» **Stated goal**:
Only the number is wanted: how many lines contain the string "this"?

================

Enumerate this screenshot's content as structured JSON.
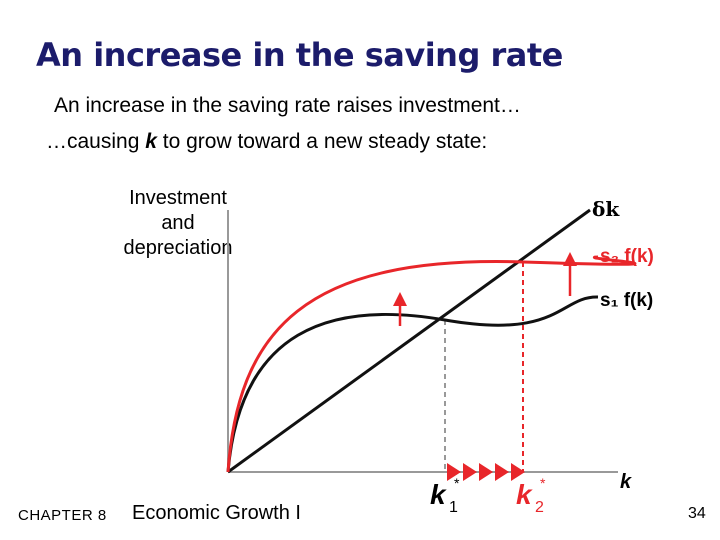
{
  "slide": {
    "title": "An increase in the saving rate",
    "bullet1": "An increase in the saving rate raises investment…",
    "bullet2_pre": "…causing ",
    "bullet2_var": "k",
    "bullet2_post": " to grow toward a new steady state:"
  },
  "diagram": {
    "yaxis_label": [
      "Investment",
      "and",
      "depreciation"
    ],
    "xaxis_label": "k",
    "depreciation_label": "δk",
    "s2_label": "s₂ f(k)",
    "s1_label": "s₁ f(k)",
    "k1_label": "k",
    "k1_sub": "1",
    "k2_label": "k",
    "k2_sub": "2",
    "star": "*",
    "colors": {
      "new_curve": "#e8262a",
      "old_curve": "#111111",
      "axis": "#999999",
      "dashed": "#999999",
      "arrow_red": "#e8262a"
    }
  },
  "footer": {
    "chapter": "CHAPTER 8",
    "course": "Economic Growth I",
    "page": "34"
  }
}
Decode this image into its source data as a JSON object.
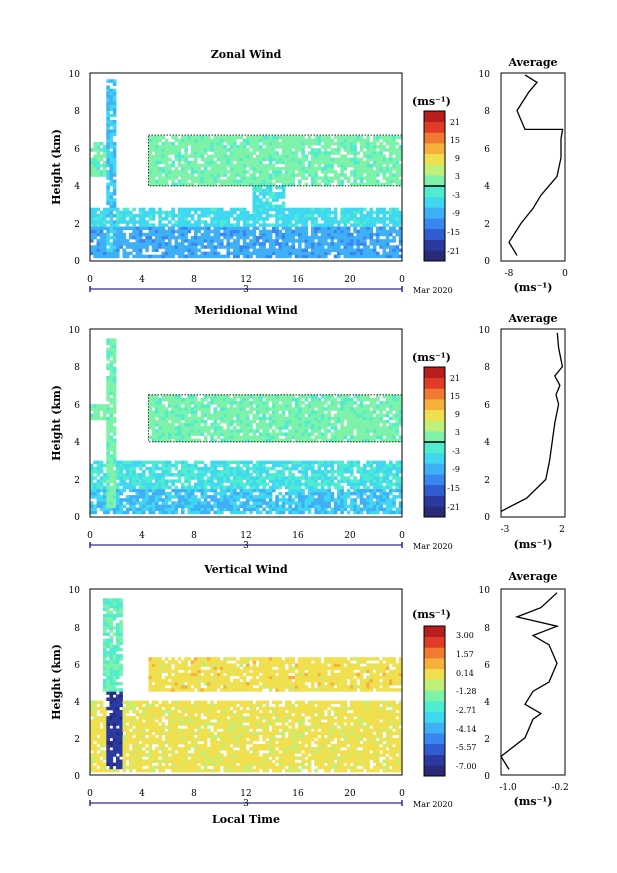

================

» **Answer to the exercise**:
2